◆ **PROBLEM REQUIREMENTS**:
Print the listing in its entirety and exactly, leaving out images.

◆ **MATERIAL SHOWN**:
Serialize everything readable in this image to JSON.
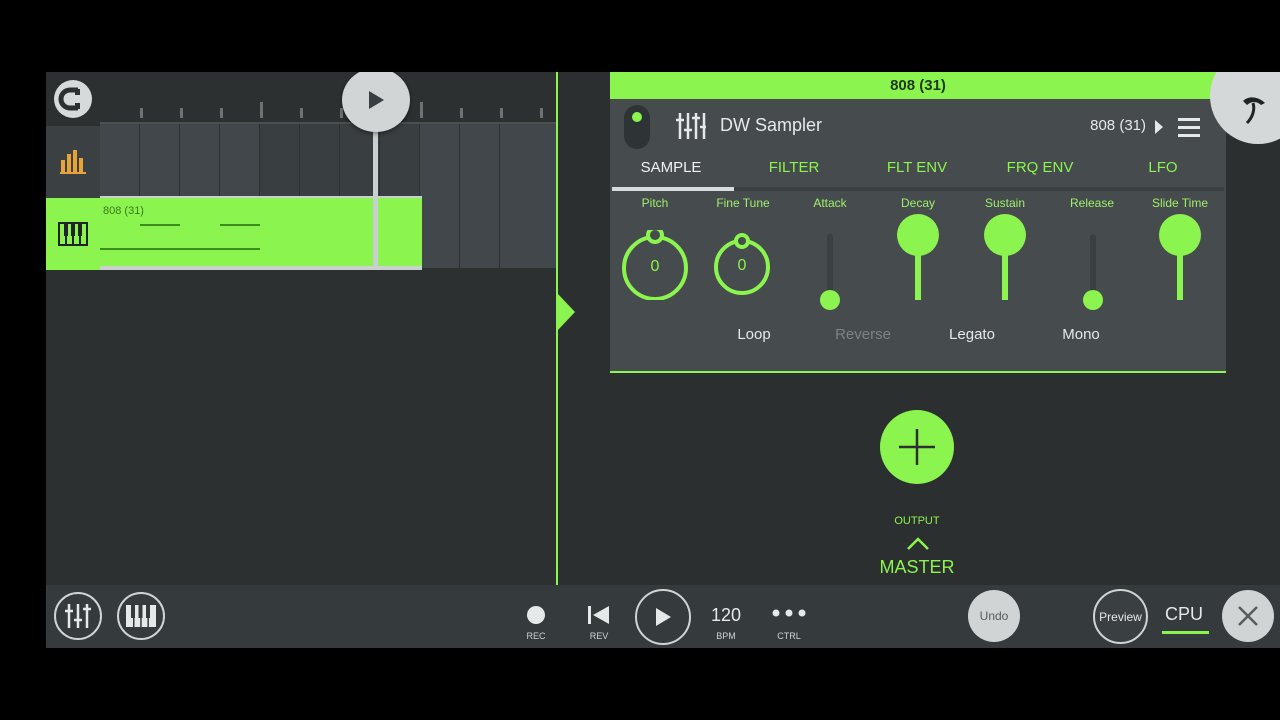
{
  "playlist": {
    "clip_label": "808 (31)"
  },
  "channel": {
    "title": "808 (31)",
    "instrument_name": "DW Sampler",
    "preset_name": "808 (31)",
    "tabs": [
      "SAMPLE",
      "FILTER",
      "FLT ENV",
      "FRQ ENV",
      "LFO"
    ],
    "active_tab": "SAMPLE",
    "params": {
      "pitch": {
        "label": "Pitch",
        "value": "0"
      },
      "fine_tune": {
        "label": "Fine Tune",
        "value": "0"
      },
      "attack": {
        "label": "Attack",
        "level": 0.0
      },
      "decay": {
        "label": "Decay",
        "level": 1.0
      },
      "sustain": {
        "label": "Sustain",
        "level": 1.0
      },
      "release": {
        "label": "Release",
        "level": 0.0
      },
      "slide_time": {
        "label": "Slide Time",
        "level": 1.0
      }
    },
    "options": {
      "loop": "Loop",
      "reverse": "Reverse",
      "legato": "Legato",
      "mono": "Mono"
    }
  },
  "output": {
    "label": "OUTPUT",
    "target": "MASTER"
  },
  "transport": {
    "rec_label": "REC",
    "rev_label": "REV",
    "bpm_value": "120",
    "bpm_label": "BPM",
    "ctrl_label": "CTRL",
    "undo_label": "Undo",
    "preview_label": "Preview",
    "cpu_label": "CPU"
  },
  "colors": {
    "accent": "#8cf44e",
    "background": "#2b2f30",
    "panel": "#464b4d"
  },
  "icons": [
    "magnet-icon",
    "mixer-bars-icon",
    "piano-icon",
    "play-icon",
    "equalizer-icon",
    "menu-icon",
    "fruit-logo-icon",
    "plus-icon",
    "rewind-icon",
    "ellipsis-icon",
    "close-icon"
  ]
}
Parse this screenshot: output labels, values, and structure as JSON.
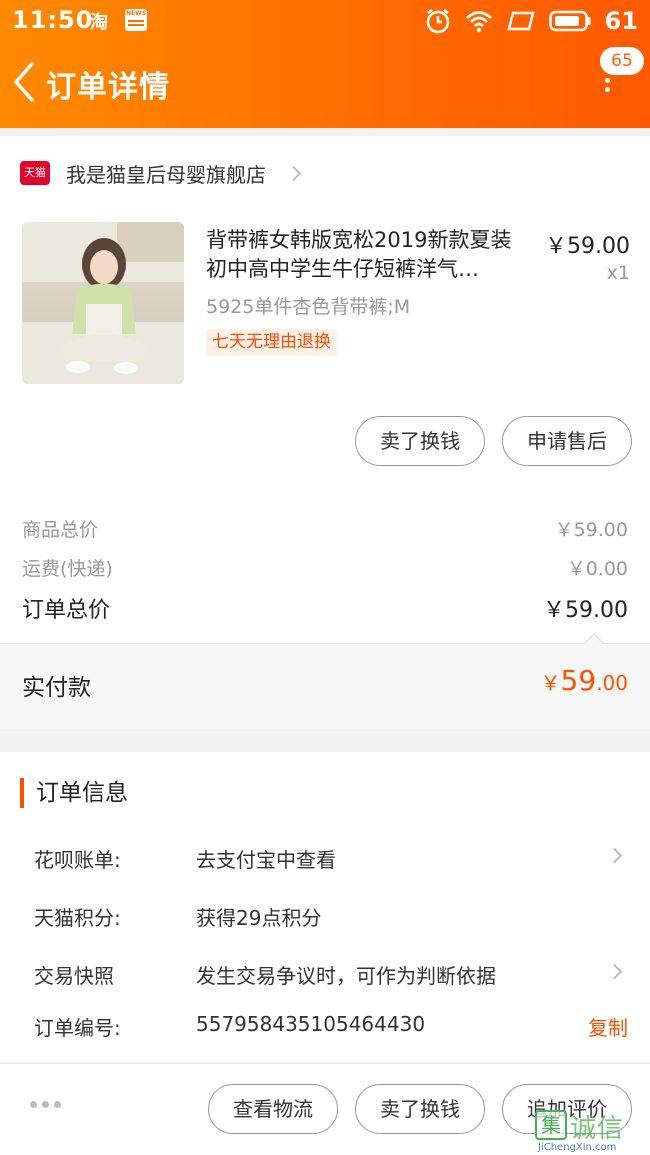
{
  "status_bar": {
    "time": "11:50",
    "app_icon": "淘",
    "news_icon": "NEWS",
    "battery": "61"
  },
  "header": {
    "title": "订单详情",
    "badge_count": "65",
    "accent_color": "#ff6a00"
  },
  "shop": {
    "logo_text": "天猫",
    "name": "我是猫皇后母婴旗舰店"
  },
  "product": {
    "title": "背带裤女韩版宽松2019新款夏装初中高中学生牛仔短裤洋气…",
    "price": "￥59.00",
    "quantity": "x1",
    "sku": "5925单件杏色背带裤;M",
    "tag": "七天无理由退换"
  },
  "item_actions": {
    "sell_label": "卖了换钱",
    "after_sale_label": "申请售后"
  },
  "summary": {
    "goods_total_label": "商品总价",
    "goods_total_value": "￥59.00",
    "shipping_label": "运费(快递)",
    "shipping_value": "￥0.00",
    "order_total_label": "订单总价",
    "order_total_value": "￥59.00",
    "paid_label": "实付款",
    "paid_symbol": "￥",
    "paid_int": "59",
    "paid_dec": ".00"
  },
  "order_info": {
    "heading": "订单信息",
    "rows": [
      {
        "label": "花呗账单:",
        "value": "去支付宝中查看"
      },
      {
        "label": "天猫积分:",
        "value": "获得29点积分"
      },
      {
        "label": "交易快照",
        "value": "发生交易争议时，可作为判断依据"
      },
      {
        "label": "订单编号:",
        "value": "557958435105464430"
      }
    ],
    "copy_label": "复制"
  },
  "bottom_actions": {
    "logistics_label": "查看物流",
    "sell_label": "卖了换钱",
    "review_label": "追加评价"
  },
  "watermark": {
    "logo_char": "集",
    "cn": "诚信",
    "en": "JiChengXin.com"
  }
}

◆ **TASK OUTPUT**:
Serialize everything readable in this image to JSON.
{
  "playlist": {
    "clip_label": "808 (31)"
  },
  "channel": {
    "title": "808 (31)",
    "instrument_name": "DW Sampler",
    "preset_name": "808 (31)",
    "tabs": [
      "SAMPLE",
      "FILTER",
      "FLT ENV",
      "FRQ ENV",
      "LFO"
    ],
    "active_tab": "SAMPLE",
    "params": {
      "pitch": {
        "label": "Pitch",
        "value": "0"
      },
      "fine_tune": {
        "label": "Fine Tune",
        "value": "0"
      },
      "attack": {
        "label": "Attack",
        "level": 0.0
      },
      "decay": {
        "label": "Decay",
        "level": 1.0
      },
      "sustain": {
        "label": "Sustain",
        "level": 1.0
      },
      "release": {
        "label": "Release",
        "level": 0.0
      },
      "slide_time": {
        "label": "Slide Time",
        "level": 1.0
      }
    },
    "options": {
      "loop": "Loop",
      "reverse": "Reverse",
      "legato": "Legato",
      "mono": "Mono"
    }
  },
  "output": {
    "label": "OUTPUT",
    "target": "MASTER"
  },
  "transport": {
    "rec_label": "REC",
    "rev_label": "REV",
    "bpm_value": "120",
    "bpm_label": "BPM",
    "ctrl_label": "CTRL",
    "undo_label": "Undo",
    "preview_label": "Preview",
    "cpu_label": "CPU"
  },
  "colors": {
    "accent": "#8cf44e",
    "background": "#2b2f30",
    "panel": "#464b4d"
  },
  "icons": [
    "magnet-icon",
    "mixer-bars-icon",
    "piano-icon",
    "play-icon",
    "equalizer-icon",
    "menu-icon",
    "fruit-logo-icon",
    "plus-icon",
    "rewind-icon",
    "ellipsis-icon",
    "close-icon"
  ]
}
Parse this screenshot: output labels, values, and structure as JSON.
{
  "status_bar": {
    "time": "11:50",
    "app_icon": "淘",
    "news_icon": "NEWS",
    "battery": "61"
  },
  "header": {
    "title": "订单详情",
    "badge_count": "65",
    "accent_color": "#ff6a00"
  },
  "shop": {
    "logo_text": "天猫",
    "name": "我是猫皇后母婴旗舰店"
  },
  "product": {
    "title": "背带裤女韩版宽松2019新款夏装初中高中学生牛仔短裤洋气…",
    "price": "￥59.00",
    "quantity": "x1",
    "sku": "5925单件杏色背带裤;M",
    "tag": "七天无理由退换"
  },
  "item_actions": {
    "sell_label": "卖了换钱",
    "after_sale_label": "申请售后"
  },
  "summary": {
    "goods_total_label": "商品总价",
    "goods_total_value": "￥59.00",
    "shipping_label": "运费(快递)",
    "shipping_value": "￥0.00",
    "order_total_label": "订单总价",
    "order_total_value": "￥59.00",
    "paid_label": "实付款",
    "paid_symbol": "￥",
    "paid_int": "59",
    "paid_dec": ".00"
  },
  "order_info": {
    "heading": "订单信息",
    "rows": [
      {
        "label": "花呗账单:",
        "value": "去支付宝中查看"
      },
      {
        "label": "天猫积分:",
        "value": "获得29点积分"
      },
      {
        "label": "交易快照",
        "value": "发生交易争议时，可作为判断依据"
      },
      {
        "label": "订单编号:",
        "value": "557958435105464430"
      }
    ],
    "copy_label": "复制"
  },
  "bottom_actions": {
    "logistics_label": "查看物流",
    "sell_label": "卖了换钱",
    "review_label": "追加评价"
  },
  "watermark": {
    "logo_char": "集",
    "cn": "诚信",
    "en": "JiChengXin.com"
  }
}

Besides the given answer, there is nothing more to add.